* What the task asks: Identify each line in the records below that contains the word "favorite", and copy it.

::: Records supplied :::

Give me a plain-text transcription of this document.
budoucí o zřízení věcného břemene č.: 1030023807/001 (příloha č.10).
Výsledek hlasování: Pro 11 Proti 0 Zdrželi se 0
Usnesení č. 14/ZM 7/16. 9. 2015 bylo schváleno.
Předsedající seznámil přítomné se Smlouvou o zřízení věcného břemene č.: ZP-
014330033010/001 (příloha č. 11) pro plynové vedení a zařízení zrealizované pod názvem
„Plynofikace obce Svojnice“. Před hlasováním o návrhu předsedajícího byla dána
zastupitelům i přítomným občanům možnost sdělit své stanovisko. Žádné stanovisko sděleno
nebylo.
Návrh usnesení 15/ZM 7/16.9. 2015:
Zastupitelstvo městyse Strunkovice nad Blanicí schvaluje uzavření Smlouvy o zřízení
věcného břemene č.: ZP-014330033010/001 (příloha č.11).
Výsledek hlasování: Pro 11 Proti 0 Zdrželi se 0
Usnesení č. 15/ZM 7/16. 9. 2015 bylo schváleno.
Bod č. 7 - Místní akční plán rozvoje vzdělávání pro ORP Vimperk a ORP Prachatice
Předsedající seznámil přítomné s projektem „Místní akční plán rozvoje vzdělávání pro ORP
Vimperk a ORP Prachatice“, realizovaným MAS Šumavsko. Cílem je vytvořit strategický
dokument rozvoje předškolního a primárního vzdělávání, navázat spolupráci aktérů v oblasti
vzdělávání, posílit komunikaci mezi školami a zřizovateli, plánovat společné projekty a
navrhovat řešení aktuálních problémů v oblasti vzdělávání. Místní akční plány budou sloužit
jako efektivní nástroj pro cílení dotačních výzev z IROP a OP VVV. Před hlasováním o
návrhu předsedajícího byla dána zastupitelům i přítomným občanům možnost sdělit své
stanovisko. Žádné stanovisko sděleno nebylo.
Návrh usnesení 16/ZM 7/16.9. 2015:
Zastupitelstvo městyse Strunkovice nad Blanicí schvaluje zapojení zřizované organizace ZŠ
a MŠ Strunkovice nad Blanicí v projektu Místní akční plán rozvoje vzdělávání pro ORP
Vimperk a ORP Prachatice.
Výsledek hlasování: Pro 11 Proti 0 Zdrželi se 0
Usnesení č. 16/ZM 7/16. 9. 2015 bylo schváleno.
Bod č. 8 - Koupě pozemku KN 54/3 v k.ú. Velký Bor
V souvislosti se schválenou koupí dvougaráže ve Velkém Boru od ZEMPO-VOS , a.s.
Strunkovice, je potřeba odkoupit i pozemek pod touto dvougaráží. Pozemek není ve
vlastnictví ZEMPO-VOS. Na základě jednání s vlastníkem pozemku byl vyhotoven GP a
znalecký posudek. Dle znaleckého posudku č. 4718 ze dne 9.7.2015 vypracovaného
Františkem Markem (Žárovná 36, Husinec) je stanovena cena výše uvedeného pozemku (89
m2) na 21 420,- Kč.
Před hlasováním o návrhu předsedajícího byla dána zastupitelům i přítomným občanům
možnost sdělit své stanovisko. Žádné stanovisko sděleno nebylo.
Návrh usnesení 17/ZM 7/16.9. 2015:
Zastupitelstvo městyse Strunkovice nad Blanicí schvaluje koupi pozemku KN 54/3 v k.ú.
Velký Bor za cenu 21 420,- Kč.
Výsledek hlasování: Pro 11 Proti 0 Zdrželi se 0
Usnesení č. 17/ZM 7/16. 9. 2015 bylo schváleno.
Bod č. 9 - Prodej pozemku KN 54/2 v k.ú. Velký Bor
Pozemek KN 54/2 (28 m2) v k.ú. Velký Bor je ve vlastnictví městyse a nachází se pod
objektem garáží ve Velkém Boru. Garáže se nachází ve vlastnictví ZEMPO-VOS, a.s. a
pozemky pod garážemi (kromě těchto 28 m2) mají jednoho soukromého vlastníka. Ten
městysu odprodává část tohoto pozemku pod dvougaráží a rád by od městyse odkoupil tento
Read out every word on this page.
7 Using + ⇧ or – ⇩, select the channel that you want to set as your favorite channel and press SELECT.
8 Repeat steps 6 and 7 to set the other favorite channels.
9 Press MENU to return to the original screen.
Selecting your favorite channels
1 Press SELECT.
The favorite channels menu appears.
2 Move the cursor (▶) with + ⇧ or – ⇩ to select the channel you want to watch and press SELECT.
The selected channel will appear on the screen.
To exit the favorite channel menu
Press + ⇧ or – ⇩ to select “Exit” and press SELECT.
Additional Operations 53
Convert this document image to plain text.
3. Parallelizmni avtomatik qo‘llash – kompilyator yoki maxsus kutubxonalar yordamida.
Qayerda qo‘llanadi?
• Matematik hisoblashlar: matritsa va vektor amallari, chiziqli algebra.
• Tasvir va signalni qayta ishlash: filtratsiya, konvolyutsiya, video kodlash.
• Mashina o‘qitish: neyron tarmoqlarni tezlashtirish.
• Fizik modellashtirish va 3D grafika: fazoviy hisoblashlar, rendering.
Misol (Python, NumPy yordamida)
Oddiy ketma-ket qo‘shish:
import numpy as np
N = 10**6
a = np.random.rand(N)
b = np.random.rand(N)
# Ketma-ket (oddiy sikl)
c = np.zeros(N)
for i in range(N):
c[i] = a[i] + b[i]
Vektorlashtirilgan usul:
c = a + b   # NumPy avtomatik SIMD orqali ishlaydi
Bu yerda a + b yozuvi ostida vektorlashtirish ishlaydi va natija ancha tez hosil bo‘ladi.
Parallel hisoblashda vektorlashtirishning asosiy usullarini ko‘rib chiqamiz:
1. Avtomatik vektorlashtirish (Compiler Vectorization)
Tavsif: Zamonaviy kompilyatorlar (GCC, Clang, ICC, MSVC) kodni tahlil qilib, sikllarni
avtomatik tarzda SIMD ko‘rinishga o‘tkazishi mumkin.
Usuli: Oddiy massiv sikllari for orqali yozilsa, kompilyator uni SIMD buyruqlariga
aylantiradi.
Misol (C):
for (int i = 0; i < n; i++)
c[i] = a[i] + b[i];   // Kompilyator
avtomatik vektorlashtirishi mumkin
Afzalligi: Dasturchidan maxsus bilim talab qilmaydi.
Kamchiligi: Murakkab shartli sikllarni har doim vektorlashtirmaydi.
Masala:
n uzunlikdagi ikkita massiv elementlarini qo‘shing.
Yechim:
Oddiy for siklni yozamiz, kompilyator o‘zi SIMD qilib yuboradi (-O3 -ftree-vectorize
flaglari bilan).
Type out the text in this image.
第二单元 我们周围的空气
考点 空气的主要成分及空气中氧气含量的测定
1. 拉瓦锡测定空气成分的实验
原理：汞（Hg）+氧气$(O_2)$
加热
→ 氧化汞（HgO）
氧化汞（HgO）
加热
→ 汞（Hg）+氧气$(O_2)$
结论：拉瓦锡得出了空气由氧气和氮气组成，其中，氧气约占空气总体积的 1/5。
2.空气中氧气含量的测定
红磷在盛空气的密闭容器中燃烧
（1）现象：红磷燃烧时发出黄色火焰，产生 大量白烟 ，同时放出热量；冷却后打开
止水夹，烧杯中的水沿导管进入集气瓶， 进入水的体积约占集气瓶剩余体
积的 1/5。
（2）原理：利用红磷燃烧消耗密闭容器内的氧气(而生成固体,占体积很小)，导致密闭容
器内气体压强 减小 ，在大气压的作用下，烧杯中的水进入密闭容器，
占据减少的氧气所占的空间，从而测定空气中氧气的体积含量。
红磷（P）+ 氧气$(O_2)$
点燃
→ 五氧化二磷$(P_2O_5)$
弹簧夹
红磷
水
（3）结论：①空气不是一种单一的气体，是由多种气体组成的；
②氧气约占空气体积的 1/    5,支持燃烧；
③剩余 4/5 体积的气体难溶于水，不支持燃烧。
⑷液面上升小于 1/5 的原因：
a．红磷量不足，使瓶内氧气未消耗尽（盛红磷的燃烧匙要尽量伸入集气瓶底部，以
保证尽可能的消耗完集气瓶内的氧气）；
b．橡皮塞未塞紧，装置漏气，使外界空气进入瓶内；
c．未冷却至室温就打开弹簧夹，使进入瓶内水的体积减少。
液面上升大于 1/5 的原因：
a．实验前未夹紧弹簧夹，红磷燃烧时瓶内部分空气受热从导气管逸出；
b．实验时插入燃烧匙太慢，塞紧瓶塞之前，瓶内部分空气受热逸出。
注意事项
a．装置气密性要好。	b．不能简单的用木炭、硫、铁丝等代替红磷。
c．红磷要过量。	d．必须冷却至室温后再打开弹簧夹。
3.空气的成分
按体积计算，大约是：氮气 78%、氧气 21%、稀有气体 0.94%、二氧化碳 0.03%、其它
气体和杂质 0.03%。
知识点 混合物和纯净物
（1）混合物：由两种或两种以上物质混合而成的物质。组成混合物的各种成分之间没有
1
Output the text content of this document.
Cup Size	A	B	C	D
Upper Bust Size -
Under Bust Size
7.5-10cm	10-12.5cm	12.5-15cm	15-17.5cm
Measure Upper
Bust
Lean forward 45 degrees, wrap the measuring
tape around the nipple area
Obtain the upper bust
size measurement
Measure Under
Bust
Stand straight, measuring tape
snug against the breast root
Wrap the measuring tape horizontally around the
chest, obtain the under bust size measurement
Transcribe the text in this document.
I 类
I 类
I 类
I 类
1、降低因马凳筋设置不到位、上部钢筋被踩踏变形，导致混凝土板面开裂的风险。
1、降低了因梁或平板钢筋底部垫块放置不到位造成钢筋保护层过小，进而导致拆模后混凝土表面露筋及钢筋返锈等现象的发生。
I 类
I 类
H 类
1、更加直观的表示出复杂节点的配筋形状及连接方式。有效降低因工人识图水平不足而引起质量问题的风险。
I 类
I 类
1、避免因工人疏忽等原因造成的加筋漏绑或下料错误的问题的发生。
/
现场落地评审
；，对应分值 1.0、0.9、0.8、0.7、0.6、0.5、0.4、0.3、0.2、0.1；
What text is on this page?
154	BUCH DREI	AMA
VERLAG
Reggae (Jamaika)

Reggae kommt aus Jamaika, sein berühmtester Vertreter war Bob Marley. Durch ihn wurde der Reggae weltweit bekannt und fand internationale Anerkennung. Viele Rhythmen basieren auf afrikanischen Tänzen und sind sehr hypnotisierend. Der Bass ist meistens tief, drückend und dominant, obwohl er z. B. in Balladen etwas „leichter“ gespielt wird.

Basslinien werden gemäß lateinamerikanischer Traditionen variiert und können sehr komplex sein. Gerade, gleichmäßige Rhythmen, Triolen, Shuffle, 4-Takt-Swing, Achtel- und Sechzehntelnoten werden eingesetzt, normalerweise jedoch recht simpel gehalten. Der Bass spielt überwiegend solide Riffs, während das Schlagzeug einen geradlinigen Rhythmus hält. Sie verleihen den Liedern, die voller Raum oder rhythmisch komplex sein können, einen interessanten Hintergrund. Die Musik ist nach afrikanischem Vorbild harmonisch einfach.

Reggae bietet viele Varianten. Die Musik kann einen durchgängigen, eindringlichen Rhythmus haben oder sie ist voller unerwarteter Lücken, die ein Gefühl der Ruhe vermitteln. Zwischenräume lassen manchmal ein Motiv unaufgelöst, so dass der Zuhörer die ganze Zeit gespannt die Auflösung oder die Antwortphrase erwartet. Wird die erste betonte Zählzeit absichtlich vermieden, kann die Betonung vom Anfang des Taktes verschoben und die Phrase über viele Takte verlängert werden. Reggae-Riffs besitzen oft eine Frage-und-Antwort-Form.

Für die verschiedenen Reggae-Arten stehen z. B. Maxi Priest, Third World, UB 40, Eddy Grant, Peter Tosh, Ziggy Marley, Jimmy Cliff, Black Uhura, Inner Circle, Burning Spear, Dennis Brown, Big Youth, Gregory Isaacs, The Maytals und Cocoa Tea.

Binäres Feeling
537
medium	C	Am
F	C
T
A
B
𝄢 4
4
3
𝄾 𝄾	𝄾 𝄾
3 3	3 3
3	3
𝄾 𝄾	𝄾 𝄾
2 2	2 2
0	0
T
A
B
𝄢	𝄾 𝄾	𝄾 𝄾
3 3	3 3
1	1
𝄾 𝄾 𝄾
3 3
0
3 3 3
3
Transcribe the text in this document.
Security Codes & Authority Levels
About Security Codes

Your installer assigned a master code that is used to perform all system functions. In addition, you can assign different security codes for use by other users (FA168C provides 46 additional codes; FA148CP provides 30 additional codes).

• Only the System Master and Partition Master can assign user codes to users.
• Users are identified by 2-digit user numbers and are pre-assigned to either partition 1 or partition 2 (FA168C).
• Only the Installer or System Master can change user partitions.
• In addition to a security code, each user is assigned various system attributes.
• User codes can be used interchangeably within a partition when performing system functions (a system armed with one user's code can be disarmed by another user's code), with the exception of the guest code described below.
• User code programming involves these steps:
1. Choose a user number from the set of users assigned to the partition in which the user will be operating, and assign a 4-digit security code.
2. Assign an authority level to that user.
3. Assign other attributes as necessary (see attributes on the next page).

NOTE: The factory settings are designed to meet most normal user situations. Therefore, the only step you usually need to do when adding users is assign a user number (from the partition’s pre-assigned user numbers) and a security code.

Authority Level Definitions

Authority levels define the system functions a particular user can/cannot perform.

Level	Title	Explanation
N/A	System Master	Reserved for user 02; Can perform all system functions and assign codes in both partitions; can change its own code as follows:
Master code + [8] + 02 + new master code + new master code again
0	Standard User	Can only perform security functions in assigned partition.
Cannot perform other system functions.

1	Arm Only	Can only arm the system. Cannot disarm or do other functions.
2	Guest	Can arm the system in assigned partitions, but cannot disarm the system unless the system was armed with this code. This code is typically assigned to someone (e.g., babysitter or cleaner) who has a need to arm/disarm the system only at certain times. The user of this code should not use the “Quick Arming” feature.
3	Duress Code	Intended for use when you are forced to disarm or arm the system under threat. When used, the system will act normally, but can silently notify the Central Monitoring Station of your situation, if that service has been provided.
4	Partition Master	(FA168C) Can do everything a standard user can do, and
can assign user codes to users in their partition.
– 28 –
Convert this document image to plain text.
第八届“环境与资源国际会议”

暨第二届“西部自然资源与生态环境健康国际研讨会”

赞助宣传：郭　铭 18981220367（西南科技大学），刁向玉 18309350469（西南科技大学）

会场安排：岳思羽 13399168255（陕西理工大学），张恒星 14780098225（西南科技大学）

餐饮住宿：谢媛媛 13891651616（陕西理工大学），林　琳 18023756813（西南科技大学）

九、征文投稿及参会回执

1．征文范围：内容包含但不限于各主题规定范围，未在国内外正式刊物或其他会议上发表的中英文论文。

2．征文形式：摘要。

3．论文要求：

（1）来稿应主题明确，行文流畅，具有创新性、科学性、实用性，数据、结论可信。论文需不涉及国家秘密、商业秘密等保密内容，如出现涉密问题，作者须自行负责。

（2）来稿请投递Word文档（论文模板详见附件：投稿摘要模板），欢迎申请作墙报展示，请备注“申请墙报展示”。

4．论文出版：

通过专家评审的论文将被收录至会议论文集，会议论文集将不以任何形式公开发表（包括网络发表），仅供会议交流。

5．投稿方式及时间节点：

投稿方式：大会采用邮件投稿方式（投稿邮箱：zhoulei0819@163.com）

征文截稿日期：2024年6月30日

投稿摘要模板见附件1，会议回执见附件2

:::

* Correct output:
7 Using + ⇧ or – ⇩, select the channel that you want to set as your favorite channel and press SELECT.
8 Repeat steps 6 and 7 to set the other favorite channels.
Selecting your favorite channels
The favorite channels menu appears.
To exit the favorite channel menu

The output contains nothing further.